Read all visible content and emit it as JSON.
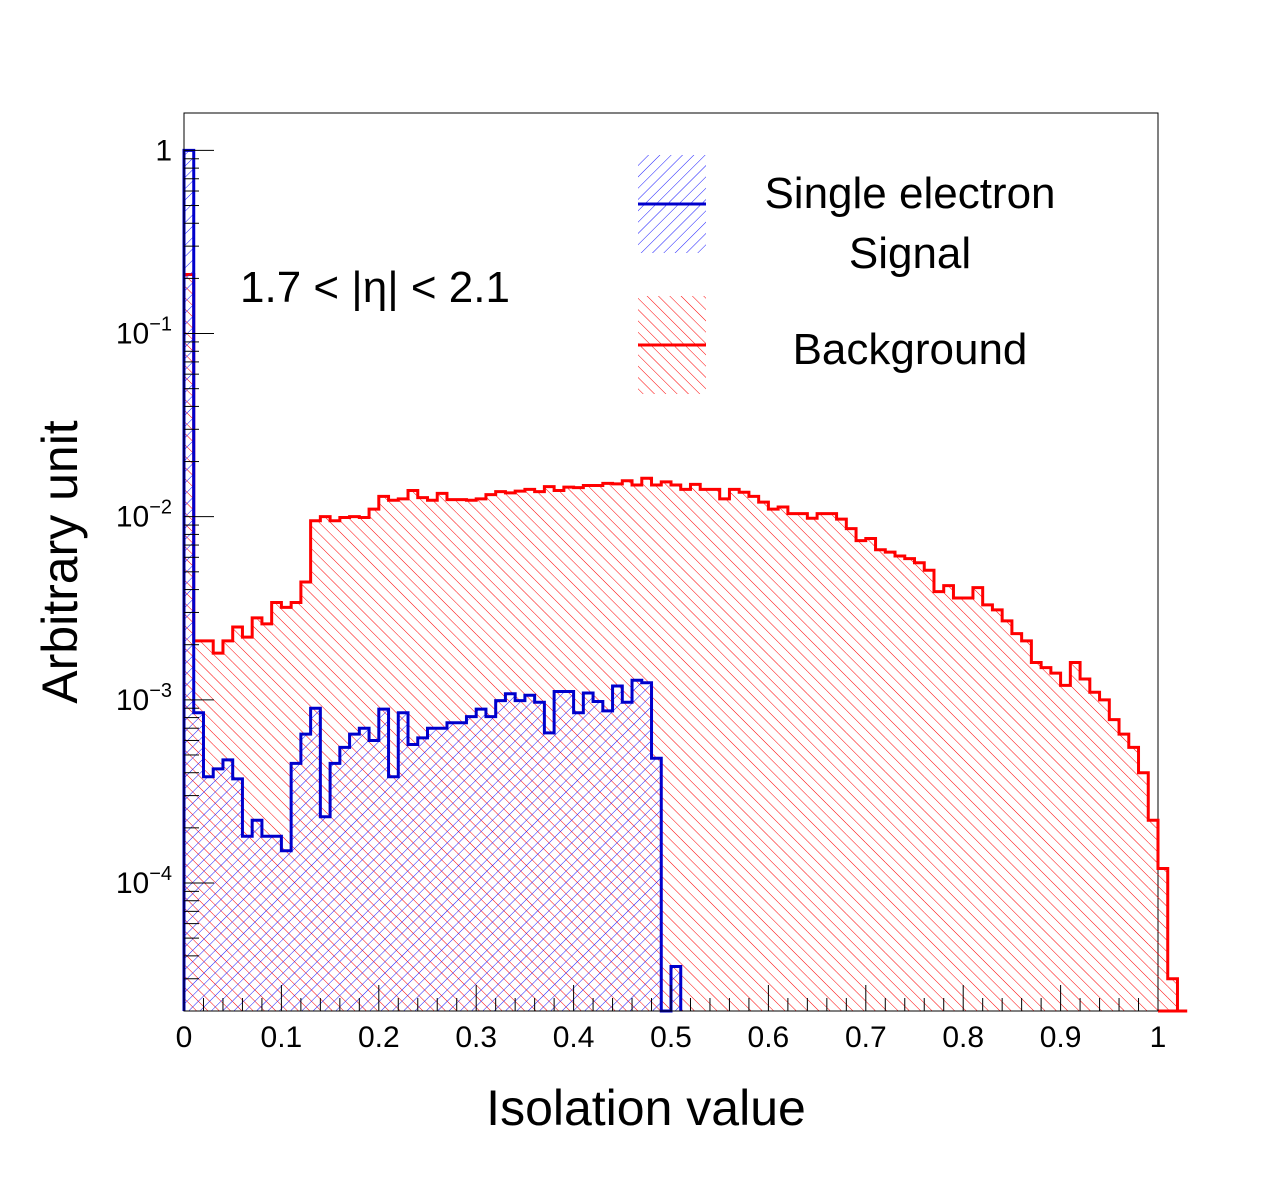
{
  "chart_data": {
    "type": "histogram",
    "xlabel": "Isolation value",
    "ylabel": "Arbitrary unit",
    "annotation": "1.7 < |η| < 2.1",
    "xlim": [
      0,
      1
    ],
    "ylim": [
      2e-05,
      1.6
    ],
    "yscale": "log",
    "bin_width": 0.01,
    "x_ticks": [
      "0",
      "0.1",
      "0.2",
      "0.3",
      "0.4",
      "0.5",
      "0.6",
      "0.7",
      "0.8",
      "0.9",
      "1"
    ],
    "y_ticks": [
      {
        "value": 1,
        "base": "1",
        "exp": ""
      },
      {
        "value": 0.1,
        "base": "10",
        "exp": "−1"
      },
      {
        "value": 0.01,
        "base": "10",
        "exp": "−2"
      },
      {
        "value": 0.001,
        "base": "10",
        "exp": "−3"
      },
      {
        "value": 0.0001,
        "base": "10",
        "exp": "−4"
      }
    ],
    "legend_position": "top-right",
    "series": [
      {
        "name": "Background",
        "legend_label": "Background",
        "color": "#ff0000",
        "hatch": "diagonal-down",
        "values": [
          0.21,
          0.0021,
          0.0021,
          0.0018,
          0.0021,
          0.0025,
          0.0022,
          0.0028,
          0.0026,
          0.0034,
          0.0032,
          0.0034,
          0.0044,
          0.0095,
          0.01,
          0.0095,
          0.0099,
          0.01,
          0.0099,
          0.011,
          0.0129,
          0.0123,
          0.0125,
          0.0139,
          0.0127,
          0.0123,
          0.0134,
          0.0124,
          0.0124,
          0.0123,
          0.0125,
          0.0132,
          0.0137,
          0.0135,
          0.0138,
          0.0141,
          0.0137,
          0.0146,
          0.0139,
          0.0145,
          0.0144,
          0.0148,
          0.0148,
          0.0152,
          0.0151,
          0.0157,
          0.0149,
          0.0162,
          0.0149,
          0.0155,
          0.0149,
          0.0141,
          0.015,
          0.0141,
          0.0141,
          0.0125,
          0.0141,
          0.0136,
          0.0129,
          0.012,
          0.011,
          0.0113,
          0.0104,
          0.0104,
          0.0098,
          0.0104,
          0.0104,
          0.0097,
          0.0086,
          0.0074,
          0.0076,
          0.0066,
          0.0064,
          0.0061,
          0.0059,
          0.0056,
          0.0051,
          0.0039,
          0.0042,
          0.0036,
          0.0036,
          0.0041,
          0.0033,
          0.0031,
          0.0027,
          0.0023,
          0.0021,
          0.0016,
          0.0015,
          0.0014,
          0.0012,
          0.0016,
          0.0013,
          0.0011,
          0.001,
          0.00078,
          0.00065,
          0.00055,
          0.0004,
          0.00022,
          0.00012,
          3e-05,
          2e-05
        ]
      },
      {
        "name": "Single electron Signal",
        "legend_label": "Single electron Signal",
        "color": "#0000cc",
        "hatch": "diagonal-up",
        "values": [
          1.0,
          0.00085,
          0.00038,
          0.00042,
          0.00047,
          0.00037,
          0.00018,
          0.00022,
          0.00018,
          0.00018,
          0.00015,
          0.00045,
          0.00065,
          0.0009,
          0.00023,
          0.00045,
          0.00055,
          0.00065,
          0.0007,
          0.0006,
          0.00089,
          0.00038,
          0.00085,
          0.00057,
          0.00062,
          0.0007,
          0.0007,
          0.00075,
          0.00075,
          0.00081,
          0.00089,
          0.00081,
          0.00099,
          0.00108,
          0.00099,
          0.00106,
          0.00097,
          0.00066,
          0.00111,
          0.00111,
          0.00085,
          0.00109,
          0.00098,
          0.00087,
          0.00119,
          0.00097,
          0.00128,
          0.00124,
          0.00048,
          2e-05,
          3.5e-05
        ]
      }
    ]
  }
}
····················
Without including any pictures, print all of the material exactly as given.

Read all visible content and emit it as JSON.
{
  "chart_data": {
    "type": "histogram",
    "xlabel": "Isolation value",
    "ylabel": "Arbitrary unit",
    "annotation": "1.7 < |η| < 2.1",
    "xlim": [
      0,
      1
    ],
    "ylim": [
      2e-05,
      1.6
    ],
    "yscale": "log",
    "bin_width": 0.01,
    "x_ticks": [
      "0",
      "0.1",
      "0.2",
      "0.3",
      "0.4",
      "0.5",
      "0.6",
      "0.7",
      "0.8",
      "0.9",
      "1"
    ],
    "y_ticks": [
      {
        "value": 1,
        "base": "1",
        "exp": ""
      },
      {
        "value": 0.1,
        "base": "10",
        "exp": "−1"
      },
      {
        "value": 0.01,
        "base": "10",
        "exp": "−2"
      },
      {
        "value": 0.001,
        "base": "10",
        "exp": "−3"
      },
      {
        "value": 0.0001,
        "base": "10",
        "exp": "−4"
      }
    ],
    "legend_position": "top-right",
    "series": [
      {
        "name": "Background",
        "legend_label": "Background",
        "color": "#ff0000",
        "hatch": "diagonal-down",
        "values": [
          0.21,
          0.0021,
          0.0021,
          0.0018,
          0.0021,
          0.0025,
          0.0022,
          0.0028,
          0.0026,
          0.0034,
          0.0032,
          0.0034,
          0.0044,
          0.0095,
          0.01,
          0.0095,
          0.0099,
          0.01,
          0.0099,
          0.011,
          0.0129,
          0.0123,
          0.0125,
          0.0139,
          0.0127,
          0.0123,
          0.0134,
          0.0124,
          0.0124,
          0.0123,
          0.0125,
          0.0132,
          0.0137,
          0.0135,
          0.0138,
          0.0141,
          0.0137,
          0.0146,
          0.0139,
          0.0145,
          0.0144,
          0.0148,
          0.0148,
          0.0152,
          0.0151,
          0.0157,
          0.0149,
          0.0162,
          0.0149,
          0.0155,
          0.0149,
          0.0141,
          0.015,
          0.0141,
          0.0141,
          0.0125,
          0.0141,
          0.0136,
          0.0129,
          0.012,
          0.011,
          0.0113,
          0.0104,
          0.0104,
          0.0098,
          0.0104,
          0.0104,
          0.0097,
          0.0086,
          0.0074,
          0.0076,
          0.0066,
          0.0064,
          0.0061,
          0.0059,
          0.0056,
          0.0051,
          0.0039,
          0.0042,
          0.0036,
          0.0036,
          0.0041,
          0.0033,
          0.0031,
          0.0027,
          0.0023,
          0.0021,
          0.0016,
          0.0015,
          0.0014,
          0.0012,
          0.0016,
          0.0013,
          0.0011,
          0.001,
          0.00078,
          0.00065,
          0.00055,
          0.0004,
          0.00022,
          0.00012,
          3e-05,
          2e-05
        ]
      },
      {
        "name": "Single electron Signal",
        "legend_label": "Single electron Signal",
        "color": "#0000cc",
        "hatch": "diagonal-up",
        "values": [
          1.0,
          0.00085,
          0.00038,
          0.00042,
          0.00047,
          0.00037,
          0.00018,
          0.00022,
          0.00018,
          0.00018,
          0.00015,
          0.00045,
          0.00065,
          0.0009,
          0.00023,
          0.00045,
          0.00055,
          0.00065,
          0.0007,
          0.0006,
          0.00089,
          0.00038,
          0.00085,
          0.00057,
          0.00062,
          0.0007,
          0.0007,
          0.00075,
          0.00075,
          0.00081,
          0.00089,
          0.00081,
          0.00099,
          0.00108,
          0.00099,
          0.00106,
          0.00097,
          0.00066,
          0.00111,
          0.00111,
          0.00085,
          0.00109,
          0.00098,
          0.00087,
          0.00119,
          0.00097,
          0.00128,
          0.00124,
          0.00048,
          2e-05,
          3.5e-05
        ]
      }
    ]
  }
}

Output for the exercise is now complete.